What to produce –
Repeat, without any change, the entries presented below.

•••

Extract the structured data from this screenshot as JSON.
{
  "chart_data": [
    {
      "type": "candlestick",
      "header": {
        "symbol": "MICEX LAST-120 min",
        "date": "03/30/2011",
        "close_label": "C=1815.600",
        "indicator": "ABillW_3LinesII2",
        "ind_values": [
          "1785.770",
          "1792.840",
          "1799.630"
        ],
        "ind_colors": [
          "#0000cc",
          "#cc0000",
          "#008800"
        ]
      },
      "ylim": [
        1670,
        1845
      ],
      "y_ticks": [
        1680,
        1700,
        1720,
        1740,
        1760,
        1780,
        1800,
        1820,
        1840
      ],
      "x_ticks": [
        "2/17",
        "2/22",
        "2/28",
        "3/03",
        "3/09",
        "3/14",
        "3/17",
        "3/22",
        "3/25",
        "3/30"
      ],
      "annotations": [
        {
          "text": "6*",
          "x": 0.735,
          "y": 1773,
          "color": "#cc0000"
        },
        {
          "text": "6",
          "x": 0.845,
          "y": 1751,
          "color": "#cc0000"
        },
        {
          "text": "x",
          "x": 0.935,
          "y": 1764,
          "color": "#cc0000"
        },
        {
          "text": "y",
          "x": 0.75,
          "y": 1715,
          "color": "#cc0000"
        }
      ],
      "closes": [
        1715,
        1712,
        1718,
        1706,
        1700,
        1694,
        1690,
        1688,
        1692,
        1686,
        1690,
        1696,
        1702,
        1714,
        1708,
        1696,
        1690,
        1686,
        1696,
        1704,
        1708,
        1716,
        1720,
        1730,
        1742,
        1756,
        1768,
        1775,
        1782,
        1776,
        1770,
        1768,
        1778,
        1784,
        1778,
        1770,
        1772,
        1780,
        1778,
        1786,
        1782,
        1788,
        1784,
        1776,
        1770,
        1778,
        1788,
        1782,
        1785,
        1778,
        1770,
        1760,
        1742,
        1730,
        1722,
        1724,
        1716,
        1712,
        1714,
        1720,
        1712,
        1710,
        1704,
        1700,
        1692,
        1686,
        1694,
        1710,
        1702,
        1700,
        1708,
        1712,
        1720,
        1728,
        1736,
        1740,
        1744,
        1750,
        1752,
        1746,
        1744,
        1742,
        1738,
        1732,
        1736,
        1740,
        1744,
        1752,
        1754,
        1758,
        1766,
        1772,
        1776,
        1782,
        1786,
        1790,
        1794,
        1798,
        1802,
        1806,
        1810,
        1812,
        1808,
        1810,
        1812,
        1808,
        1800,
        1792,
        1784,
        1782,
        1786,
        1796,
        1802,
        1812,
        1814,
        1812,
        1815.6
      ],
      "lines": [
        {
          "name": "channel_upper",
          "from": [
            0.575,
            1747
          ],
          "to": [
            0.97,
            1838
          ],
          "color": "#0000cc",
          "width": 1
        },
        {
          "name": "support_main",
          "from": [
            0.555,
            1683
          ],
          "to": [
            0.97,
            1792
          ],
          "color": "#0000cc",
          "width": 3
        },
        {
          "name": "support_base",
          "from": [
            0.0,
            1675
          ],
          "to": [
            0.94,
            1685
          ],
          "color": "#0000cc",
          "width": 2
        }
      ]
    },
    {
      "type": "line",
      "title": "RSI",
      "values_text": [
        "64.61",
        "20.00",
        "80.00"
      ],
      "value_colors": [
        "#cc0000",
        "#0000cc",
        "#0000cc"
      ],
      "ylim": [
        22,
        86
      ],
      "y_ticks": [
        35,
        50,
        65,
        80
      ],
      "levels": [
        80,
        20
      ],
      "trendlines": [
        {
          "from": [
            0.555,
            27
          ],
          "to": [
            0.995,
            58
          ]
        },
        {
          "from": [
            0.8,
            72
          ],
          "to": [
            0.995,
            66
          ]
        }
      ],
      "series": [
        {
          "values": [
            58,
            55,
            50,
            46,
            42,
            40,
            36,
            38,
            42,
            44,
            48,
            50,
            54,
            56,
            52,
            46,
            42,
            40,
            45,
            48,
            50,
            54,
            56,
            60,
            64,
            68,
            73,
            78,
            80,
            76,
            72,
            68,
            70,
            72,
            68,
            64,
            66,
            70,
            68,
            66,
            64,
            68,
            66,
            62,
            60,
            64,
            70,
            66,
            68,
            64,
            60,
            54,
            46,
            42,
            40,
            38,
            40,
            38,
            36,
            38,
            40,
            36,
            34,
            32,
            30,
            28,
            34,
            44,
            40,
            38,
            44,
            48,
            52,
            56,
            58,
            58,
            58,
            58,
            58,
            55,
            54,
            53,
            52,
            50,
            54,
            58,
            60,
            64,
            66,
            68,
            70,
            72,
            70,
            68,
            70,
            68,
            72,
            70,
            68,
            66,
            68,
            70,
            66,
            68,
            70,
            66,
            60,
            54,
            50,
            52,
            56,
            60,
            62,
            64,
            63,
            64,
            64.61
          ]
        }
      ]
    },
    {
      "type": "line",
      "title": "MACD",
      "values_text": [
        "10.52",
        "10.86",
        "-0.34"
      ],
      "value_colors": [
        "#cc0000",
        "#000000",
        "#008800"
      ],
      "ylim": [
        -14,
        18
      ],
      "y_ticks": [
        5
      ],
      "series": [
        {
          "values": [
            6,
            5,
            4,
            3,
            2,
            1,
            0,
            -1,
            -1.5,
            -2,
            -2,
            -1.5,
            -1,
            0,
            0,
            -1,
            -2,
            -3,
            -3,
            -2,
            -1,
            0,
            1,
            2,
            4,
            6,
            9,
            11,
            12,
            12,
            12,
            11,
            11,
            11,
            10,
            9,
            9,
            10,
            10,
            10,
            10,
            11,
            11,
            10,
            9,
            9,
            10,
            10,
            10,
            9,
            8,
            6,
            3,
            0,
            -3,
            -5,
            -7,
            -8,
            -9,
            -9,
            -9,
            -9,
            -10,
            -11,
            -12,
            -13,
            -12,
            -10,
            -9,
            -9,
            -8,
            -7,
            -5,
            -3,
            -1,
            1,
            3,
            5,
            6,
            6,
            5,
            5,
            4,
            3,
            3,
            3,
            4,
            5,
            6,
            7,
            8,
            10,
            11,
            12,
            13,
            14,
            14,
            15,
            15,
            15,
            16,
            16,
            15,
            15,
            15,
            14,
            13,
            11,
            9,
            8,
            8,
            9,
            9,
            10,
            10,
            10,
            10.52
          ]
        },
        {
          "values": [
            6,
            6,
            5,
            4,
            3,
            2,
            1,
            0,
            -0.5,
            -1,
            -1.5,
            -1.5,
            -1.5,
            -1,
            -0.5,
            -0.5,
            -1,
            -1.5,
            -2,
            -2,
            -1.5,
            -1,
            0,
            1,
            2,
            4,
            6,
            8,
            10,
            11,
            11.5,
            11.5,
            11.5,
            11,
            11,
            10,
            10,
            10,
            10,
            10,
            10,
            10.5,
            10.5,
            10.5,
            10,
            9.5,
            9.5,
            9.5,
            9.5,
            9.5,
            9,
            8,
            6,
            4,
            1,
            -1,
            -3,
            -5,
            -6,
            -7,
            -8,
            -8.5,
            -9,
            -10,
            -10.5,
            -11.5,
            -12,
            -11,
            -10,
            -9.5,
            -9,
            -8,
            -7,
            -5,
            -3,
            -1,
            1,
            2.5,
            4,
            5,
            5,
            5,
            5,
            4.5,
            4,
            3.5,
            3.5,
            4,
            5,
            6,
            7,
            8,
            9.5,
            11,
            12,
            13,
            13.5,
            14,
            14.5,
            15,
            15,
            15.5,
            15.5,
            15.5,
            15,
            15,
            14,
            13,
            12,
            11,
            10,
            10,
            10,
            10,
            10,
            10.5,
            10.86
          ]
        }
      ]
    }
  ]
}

•••

Full output –
Extract the structured data from this screenshot as JSON.
{
  "chart_data": [
    {
      "type": "candlestick",
      "header": {
        "symbol": "MICEX LAST-120 min",
        "date": "03/30/2011",
        "close_label": "C=1815.600",
        "indicator": "ABillW_3LinesII2",
        "ind_values": [
          "1785.770",
          "1792.840",
          "1799.630"
        ],
        "ind_colors": [
          "#0000cc",
          "#cc0000",
          "#008800"
        ]
      },
      "ylim": [
        1670,
        1845
      ],
      "y_ticks": [
        1680,
        1700,
        1720,
        1740,
        1760,
        1780,
        1800,
        1820,
        1840
      ],
      "x_ticks": [
        "2/17",
        "2/22",
        "2/28",
        "3/03",
        "3/09",
        "3/14",
        "3/17",
        "3/22",
        "3/25",
        "3/30"
      ],
      "annotations": [
        {
          "text": "6*",
          "x": 0.735,
          "y": 1773,
          "color": "#cc0000"
        },
        {
          "text": "6",
          "x": 0.845,
          "y": 1751,
          "color": "#cc0000"
        },
        {
          "text": "x",
          "x": 0.935,
          "y": 1764,
          "color": "#cc0000"
        },
        {
          "text": "y",
          "x": 0.75,
          "y": 1715,
          "color": "#cc0000"
        }
      ],
      "closes": [
        1715,
        1712,
        1718,
        1706,
        1700,
        1694,
        1690,
        1688,
        1692,
        1686,
        1690,
        1696,
        1702,
        1714,
        1708,
        1696,
        1690,
        1686,
        1696,
        1704,
        1708,
        1716,
        1720,
        1730,
        1742,
        1756,
        1768,
        1775,
        1782,
        1776,
        1770,
        1768,
        1778,
        1784,
        1778,
        1770,
        1772,
        1780,
        1778,
        1786,
        1782,
        1788,
        1784,
        1776,
        1770,
        1778,
        1788,
        1782,
        1785,
        1778,
        1770,
        1760,
        1742,
        1730,
        1722,
        1724,
        1716,
        1712,
        1714,
        1720,
        1712,
        1710,
        1704,
        1700,
        1692,
        1686,
        1694,
        1710,
        1702,
        1700,
        1708,
        1712,
        1720,
        1728,
        1736,
        1740,
        1744,
        1750,
        1752,
        1746,
        1744,
        1742,
        1738,
        1732,
        1736,
        1740,
        1744,
        1752,
        1754,
        1758,
        1766,
        1772,
        1776,
        1782,
        1786,
        1790,
        1794,
        1798,
        1802,
        1806,
        1810,
        1812,
        1808,
        1810,
        1812,
        1808,
        1800,
        1792,
        1784,
        1782,
        1786,
        1796,
        1802,
        1812,
        1814,
        1812,
        1815.6
      ],
      "lines": [
        {
          "name": "channel_upper",
          "from": [
            0.575,
            1747
          ],
          "to": [
            0.97,
            1838
          ],
          "color": "#0000cc",
          "width": 1
        },
        {
          "name": "support_main",
          "from": [
            0.555,
            1683
          ],
          "to": [
            0.97,
            1792
          ],
          "color": "#0000cc",
          "width": 3
        },
        {
          "name": "support_base",
          "from": [
            0.0,
            1675
          ],
          "to": [
            0.94,
            1685
          ],
          "color": "#0000cc",
          "width": 2
        }
      ]
    },
    {
      "type": "line",
      "title": "RSI",
      "values_text": [
        "64.61",
        "20.00",
        "80.00"
      ],
      "value_colors": [
        "#cc0000",
        "#0000cc",
        "#0000cc"
      ],
      "ylim": [
        22,
        86
      ],
      "y_ticks": [
        35,
        50,
        65,
        80
      ],
      "levels": [
        80,
        20
      ],
      "trendlines": [
        {
          "from": [
            0.555,
            27
          ],
          "to": [
            0.995,
            58
          ]
        },
        {
          "from": [
            0.8,
            72
          ],
          "to": [
            0.995,
            66
          ]
        }
      ],
      "series": [
        {
          "values": [
            58,
            55,
            50,
            46,
            42,
            40,
            36,
            38,
            42,
            44,
            48,
            50,
            54,
            56,
            52,
            46,
            42,
            40,
            45,
            48,
            50,
            54,
            56,
            60,
            64,
            68,
            73,
            78,
            80,
            76,
            72,
            68,
            70,
            72,
            68,
            64,
            66,
            70,
            68,
            66,
            64,
            68,
            66,
            62,
            60,
            64,
            70,
            66,
            68,
            64,
            60,
            54,
            46,
            42,
            40,
            38,
            40,
            38,
            36,
            38,
            40,
            36,
            34,
            32,
            30,
            28,
            34,
            44,
            40,
            38,
            44,
            48,
            52,
            56,
            58,
            58,
            58,
            58,
            58,
            55,
            54,
            53,
            52,
            50,
            54,
            58,
            60,
            64,
            66,
            68,
            70,
            72,
            70,
            68,
            70,
            68,
            72,
            70,
            68,
            66,
            68,
            70,
            66,
            68,
            70,
            66,
            60,
            54,
            50,
            52,
            56,
            60,
            62,
            64,
            63,
            64,
            64.61
          ]
        }
      ]
    },
    {
      "type": "line",
      "title": "MACD",
      "values_text": [
        "10.52",
        "10.86",
        "-0.34"
      ],
      "value_colors": [
        "#cc0000",
        "#000000",
        "#008800"
      ],
      "ylim": [
        -14,
        18
      ],
      "y_ticks": [
        5
      ],
      "series": [
        {
          "values": [
            6,
            5,
            4,
            3,
            2,
            1,
            0,
            -1,
            -1.5,
            -2,
            -2,
            -1.5,
            -1,
            0,
            0,
            -1,
            -2,
            -3,
            -3,
            -2,
            -1,
            0,
            1,
            2,
            4,
            6,
            9,
            11,
            12,
            12,
            12,
            11,
            11,
            11,
            10,
            9,
            9,
            10,
            10,
            10,
            10,
            11,
            11,
            10,
            9,
            9,
            10,
            10,
            10,
            9,
            8,
            6,
            3,
            0,
            -3,
            -5,
            -7,
            -8,
            -9,
            -9,
            -9,
            -9,
            -10,
            -11,
            -12,
            -13,
            -12,
            -10,
            -9,
            -9,
            -8,
            -7,
            -5,
            -3,
            -1,
            1,
            3,
            5,
            6,
            6,
            5,
            5,
            4,
            3,
            3,
            3,
            4,
            5,
            6,
            7,
            8,
            10,
            11,
            12,
            13,
            14,
            14,
            15,
            15,
            15,
            16,
            16,
            15,
            15,
            15,
            14,
            13,
            11,
            9,
            8,
            8,
            9,
            9,
            10,
            10,
            10,
            10.52
          ]
        },
        {
          "values": [
            6,
            6,
            5,
            4,
            3,
            2,
            1,
            0,
            -0.5,
            -1,
            -1.5,
            -1.5,
            -1.5,
            -1,
            -0.5,
            -0.5,
            -1,
            -1.5,
            -2,
            -2,
            -1.5,
            -1,
            0,
            1,
            2,
            4,
            6,
            8,
            10,
            11,
            11.5,
            11.5,
            11.5,
            11,
            11,
            10,
            10,
            10,
            10,
            10,
            10,
            10.5,
            10.5,
            10.5,
            10,
            9.5,
            9.5,
            9.5,
            9.5,
            9.5,
            9,
            8,
            6,
            4,
            1,
            -1,
            -3,
            -5,
            -6,
            -7,
            -8,
            -8.5,
            -9,
            -10,
            -10.5,
            -11.5,
            -12,
            -11,
            -10,
            -9.5,
            -9,
            -8,
            -7,
            -5,
            -3,
            -1,
            1,
            2.5,
            4,
            5,
            5,
            5,
            5,
            4.5,
            4,
            3.5,
            3.5,
            4,
            5,
            6,
            7,
            8,
            9.5,
            11,
            12,
            13,
            13.5,
            14,
            14.5,
            15,
            15,
            15.5,
            15.5,
            15.5,
            15,
            15,
            14,
            13,
            12,
            11,
            10,
            10,
            10,
            10,
            10,
            10.5,
            10.86
          ]
        }
      ]
    }
  ]
}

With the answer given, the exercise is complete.